What to work on: Will you write out all the entries below exactly?
>> Begin
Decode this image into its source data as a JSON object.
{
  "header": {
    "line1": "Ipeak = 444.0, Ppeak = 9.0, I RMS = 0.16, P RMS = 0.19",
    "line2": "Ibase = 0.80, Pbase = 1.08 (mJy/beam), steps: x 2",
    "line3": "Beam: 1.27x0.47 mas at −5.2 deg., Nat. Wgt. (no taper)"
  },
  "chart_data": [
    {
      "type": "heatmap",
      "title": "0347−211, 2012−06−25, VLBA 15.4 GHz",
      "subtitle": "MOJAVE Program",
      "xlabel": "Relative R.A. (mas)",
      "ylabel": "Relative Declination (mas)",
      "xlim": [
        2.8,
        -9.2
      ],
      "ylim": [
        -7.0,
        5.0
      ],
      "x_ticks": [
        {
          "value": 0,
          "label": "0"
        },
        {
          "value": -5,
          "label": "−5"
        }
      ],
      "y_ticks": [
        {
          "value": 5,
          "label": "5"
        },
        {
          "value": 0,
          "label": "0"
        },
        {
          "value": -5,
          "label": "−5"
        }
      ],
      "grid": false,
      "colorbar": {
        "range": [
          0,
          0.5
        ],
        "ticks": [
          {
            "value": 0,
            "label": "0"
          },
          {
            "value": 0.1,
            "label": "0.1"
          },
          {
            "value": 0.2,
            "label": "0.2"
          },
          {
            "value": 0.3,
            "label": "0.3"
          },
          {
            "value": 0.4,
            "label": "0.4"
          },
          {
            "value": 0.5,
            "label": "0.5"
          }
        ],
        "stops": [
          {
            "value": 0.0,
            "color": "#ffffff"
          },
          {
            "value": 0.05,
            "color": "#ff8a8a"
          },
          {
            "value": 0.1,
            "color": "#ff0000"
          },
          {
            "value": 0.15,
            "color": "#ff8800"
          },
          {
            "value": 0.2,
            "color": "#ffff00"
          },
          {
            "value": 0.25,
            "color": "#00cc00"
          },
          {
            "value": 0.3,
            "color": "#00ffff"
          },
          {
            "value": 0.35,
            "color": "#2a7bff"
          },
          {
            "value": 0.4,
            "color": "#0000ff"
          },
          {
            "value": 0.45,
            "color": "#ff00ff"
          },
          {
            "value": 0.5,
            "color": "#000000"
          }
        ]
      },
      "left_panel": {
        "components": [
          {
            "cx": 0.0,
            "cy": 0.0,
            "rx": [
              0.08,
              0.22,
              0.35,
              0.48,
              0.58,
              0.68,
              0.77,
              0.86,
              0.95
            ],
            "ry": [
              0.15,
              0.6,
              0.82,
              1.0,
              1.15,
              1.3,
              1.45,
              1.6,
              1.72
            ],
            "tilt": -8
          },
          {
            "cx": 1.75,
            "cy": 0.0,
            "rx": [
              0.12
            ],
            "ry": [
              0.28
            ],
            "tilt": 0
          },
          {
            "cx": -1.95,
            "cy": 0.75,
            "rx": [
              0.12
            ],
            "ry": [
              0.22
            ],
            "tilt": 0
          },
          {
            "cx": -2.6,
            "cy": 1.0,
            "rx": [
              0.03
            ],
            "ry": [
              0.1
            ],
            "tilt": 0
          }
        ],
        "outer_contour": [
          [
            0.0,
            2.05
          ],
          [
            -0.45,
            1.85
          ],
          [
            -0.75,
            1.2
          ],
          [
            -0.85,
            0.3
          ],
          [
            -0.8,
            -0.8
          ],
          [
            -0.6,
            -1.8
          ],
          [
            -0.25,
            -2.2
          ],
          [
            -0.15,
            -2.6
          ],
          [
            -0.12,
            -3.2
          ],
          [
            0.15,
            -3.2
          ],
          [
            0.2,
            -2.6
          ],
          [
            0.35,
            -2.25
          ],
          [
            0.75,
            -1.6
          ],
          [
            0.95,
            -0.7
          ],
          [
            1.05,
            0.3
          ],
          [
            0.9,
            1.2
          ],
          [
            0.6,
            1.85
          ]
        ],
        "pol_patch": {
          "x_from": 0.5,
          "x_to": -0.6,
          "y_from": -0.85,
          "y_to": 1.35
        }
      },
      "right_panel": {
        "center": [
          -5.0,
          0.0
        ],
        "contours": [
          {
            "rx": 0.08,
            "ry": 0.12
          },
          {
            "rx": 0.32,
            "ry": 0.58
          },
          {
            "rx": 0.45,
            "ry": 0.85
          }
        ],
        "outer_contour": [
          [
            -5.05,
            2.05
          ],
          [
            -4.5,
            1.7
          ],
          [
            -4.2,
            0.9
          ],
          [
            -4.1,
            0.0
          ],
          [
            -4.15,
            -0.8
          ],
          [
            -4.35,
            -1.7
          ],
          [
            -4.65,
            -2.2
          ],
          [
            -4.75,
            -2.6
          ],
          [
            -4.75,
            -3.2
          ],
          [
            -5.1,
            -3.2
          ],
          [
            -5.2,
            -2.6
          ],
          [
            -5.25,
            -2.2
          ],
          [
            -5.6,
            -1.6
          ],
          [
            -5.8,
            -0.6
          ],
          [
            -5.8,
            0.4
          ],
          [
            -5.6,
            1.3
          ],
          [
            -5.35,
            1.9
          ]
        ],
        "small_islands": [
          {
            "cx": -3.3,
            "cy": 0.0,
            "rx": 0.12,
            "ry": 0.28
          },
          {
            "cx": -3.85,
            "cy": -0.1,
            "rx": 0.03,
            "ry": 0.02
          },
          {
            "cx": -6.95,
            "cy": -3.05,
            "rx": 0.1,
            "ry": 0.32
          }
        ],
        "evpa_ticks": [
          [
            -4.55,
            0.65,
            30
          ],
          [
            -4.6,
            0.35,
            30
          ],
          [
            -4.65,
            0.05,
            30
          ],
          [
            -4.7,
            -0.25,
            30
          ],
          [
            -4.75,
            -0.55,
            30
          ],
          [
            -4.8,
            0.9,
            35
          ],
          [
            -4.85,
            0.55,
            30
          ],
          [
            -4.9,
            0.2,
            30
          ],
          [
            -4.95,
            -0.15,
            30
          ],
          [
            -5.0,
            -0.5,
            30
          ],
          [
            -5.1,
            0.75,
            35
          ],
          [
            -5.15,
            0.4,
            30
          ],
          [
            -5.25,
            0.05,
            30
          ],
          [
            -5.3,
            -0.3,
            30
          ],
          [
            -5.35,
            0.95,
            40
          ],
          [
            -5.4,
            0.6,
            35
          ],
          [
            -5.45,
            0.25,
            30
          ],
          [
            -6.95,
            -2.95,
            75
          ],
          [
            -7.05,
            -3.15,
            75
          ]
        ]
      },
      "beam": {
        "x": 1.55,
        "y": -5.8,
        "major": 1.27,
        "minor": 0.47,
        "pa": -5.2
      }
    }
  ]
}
>> End
Correct result:
Decode this image into its source data as a JSON object.
{
  "header": {
    "line1": "Ipeak = 444.0, Ppeak = 9.0, I RMS = 0.16, P RMS = 0.19",
    "line2": "Ibase = 0.80, Pbase = 1.08 (mJy/beam), steps: x 2",
    "line3": "Beam: 1.27x0.47 mas at −5.2 deg., Nat. Wgt. (no taper)"
  },
  "chart_data": [
    {
      "type": "heatmap",
      "title": "0347−211, 2012−06−25, VLBA 15.4 GHz",
      "subtitle": "MOJAVE Program",
      "xlabel": "Relative R.A. (mas)",
      "ylabel": "Relative Declination (mas)",
      "xlim": [
        2.8,
        -9.2
      ],
      "ylim": [
        -7.0,
        5.0
      ],
      "x_ticks": [
        {
          "value": 0,
          "label": "0"
        },
        {
          "value": -5,
          "label": "−5"
        }
      ],
      "y_ticks": [
        {
          "value": 5,
          "label": "5"
        },
        {
          "value": 0,
          "label": "0"
        },
        {
          "value": -5,
          "label": "−5"
        }
      ],
      "grid": false,
      "colorbar": {
        "range": [
          0,
          0.5
        ],
        "ticks": [
          {
            "value": 0,
            "label": "0"
          },
          {
            "value": 0.1,
            "label": "0.1"
          },
          {
            "value": 0.2,
            "label": "0.2"
          },
          {
            "value": 0.3,
            "label": "0.3"
          },
          {
            "value": 0.4,
            "label": "0.4"
          },
          {
            "value": 0.5,
            "label": "0.5"
          }
        ],
        "stops": [
          {
            "value": 0.0,
            "color": "#ffffff"
          },
          {
            "value": 0.05,
            "color": "#ff8a8a"
          },
          {
            "value": 0.1,
            "color": "#ff0000"
          },
          {
            "value": 0.15,
            "color": "#ff8800"
          },
          {
            "value": 0.2,
            "color": "#ffff00"
          },
          {
            "value": 0.25,
            "color": "#00cc00"
          },
          {
            "value": 0.3,
            "color": "#00ffff"
          },
          {
            "value": 0.35,
            "color": "#2a7bff"
          },
          {
            "value": 0.4,
            "color": "#0000ff"
          },
          {
            "value": 0.45,
            "color": "#ff00ff"
          },
          {
            "value": 0.5,
            "color": "#000000"
          }
        ]
      },
      "left_panel": {
        "components": [
          {
            "cx": 0.0,
            "cy": 0.0,
            "rx": [
              0.08,
              0.22,
              0.35,
              0.48,
              0.58,
              0.68,
              0.77,
              0.86,
              0.95
            ],
            "ry": [
              0.15,
              0.6,
              0.82,
              1.0,
              1.15,
              1.3,
              1.45,
              1.6,
              1.72
            ],
            "tilt": -8
          },
          {
            "cx": 1.75,
            "cy": 0.0,
            "rx": [
              0.12
            ],
            "ry": [
              0.28
            ],
            "tilt": 0
          },
          {
            "cx": -1.95,
            "cy": 0.75,
            "rx": [
              0.12
            ],
            "ry": [
              0.22
            ],
            "tilt": 0
          },
          {
            "cx": -2.6,
            "cy": 1.0,
            "rx": [
              0.03
            ],
            "ry": [
              0.1
            ],
            "tilt": 0
          }
        ],
        "outer_contour": [
          [
            0.0,
            2.05
          ],
          [
            -0.45,
            1.85
          ],
          [
            -0.75,
            1.2
          ],
          [
            -0.85,
            0.3
          ],
          [
            -0.8,
            -0.8
          ],
          [
            -0.6,
            -1.8
          ],
          [
            -0.25,
            -2.2
          ],
          [
            -0.15,
            -2.6
          ],
          [
            -0.12,
            -3.2
          ],
          [
            0.15,
            -3.2
          ],
          [
            0.2,
            -2.6
          ],
          [
            0.35,
            -2.25
          ],
          [
            0.75,
            -1.6
          ],
          [
            0.95,
            -0.7
          ],
          [
            1.05,
            0.3
          ],
          [
            0.9,
            1.2
          ],
          [
            0.6,
            1.85
          ]
        ],
        "pol_patch": {
          "x_from": 0.5,
          "x_to": -0.6,
          "y_from": -0.85,
          "y_to": 1.35
        }
      },
      "right_panel": {
        "center": [
          -5.0,
          0.0
        ],
        "contours": [
          {
            "rx": 0.08,
            "ry": 0.12
          },
          {
            "rx": 0.32,
            "ry": 0.58
          },
          {
            "rx": 0.45,
            "ry": 0.85
          }
        ],
        "outer_contour": [
          [
            -5.05,
            2.05
          ],
          [
            -4.5,
            1.7
          ],
          [
            -4.2,
            0.9
          ],
          [
            -4.1,
            0.0
          ],
          [
            -4.15,
            -0.8
          ],
          [
            -4.35,
            -1.7
          ],
          [
            -4.65,
            -2.2
          ],
          [
            -4.75,
            -2.6
          ],
          [
            -4.75,
            -3.2
          ],
          [
            -5.1,
            -3.2
          ],
          [
            -5.2,
            -2.6
          ],
          [
            -5.25,
            -2.2
          ],
          [
            -5.6,
            -1.6
          ],
          [
            -5.8,
            -0.6
          ],
          [
            -5.8,
            0.4
          ],
          [
            -5.6,
            1.3
          ],
          [
            -5.35,
            1.9
          ]
        ],
        "small_islands": [
          {
            "cx": -3.3,
            "cy": 0.0,
            "rx": 0.12,
            "ry": 0.28
          },
          {
            "cx": -3.85,
            "cy": -0.1,
            "rx": 0.03,
            "ry": 0.02
          },
          {
            "cx": -6.95,
            "cy": -3.05,
            "rx": 0.1,
            "ry": 0.32
          }
        ],
        "evpa_ticks": [
          [
            -4.55,
            0.65,
            30
          ],
          [
            -4.6,
            0.35,
            30
          ],
          [
            -4.65,
            0.05,
            30
          ],
          [
            -4.7,
            -0.25,
            30
          ],
          [
            -4.75,
            -0.55,
            30
          ],
          [
            -4.8,
            0.9,
            35
          ],
          [
            -4.85,
            0.55,
            30
          ],
          [
            -4.9,
            0.2,
            30
          ],
          [
            -4.95,
            -0.15,
            30
          ],
          [
            -5.0,
            -0.5,
            30
          ],
          [
            -5.1,
            0.75,
            35
          ],
          [
            -5.15,
            0.4,
            30
          ],
          [
            -5.25,
            0.05,
            30
          ],
          [
            -5.3,
            -0.3,
            30
          ],
          [
            -5.35,
            0.95,
            40
          ],
          [
            -5.4,
            0.6,
            35
          ],
          [
            -5.45,
            0.25,
            30
          ],
          [
            -6.95,
            -2.95,
            75
          ],
          [
            -7.05,
            -3.15,
            75
          ]
        ]
      },
      "beam": {
        "x": 1.55,
        "y": -5.8,
        "major": 1.27,
        "minor": 0.47,
        "pa": -5.2
      }
    }
  ]
}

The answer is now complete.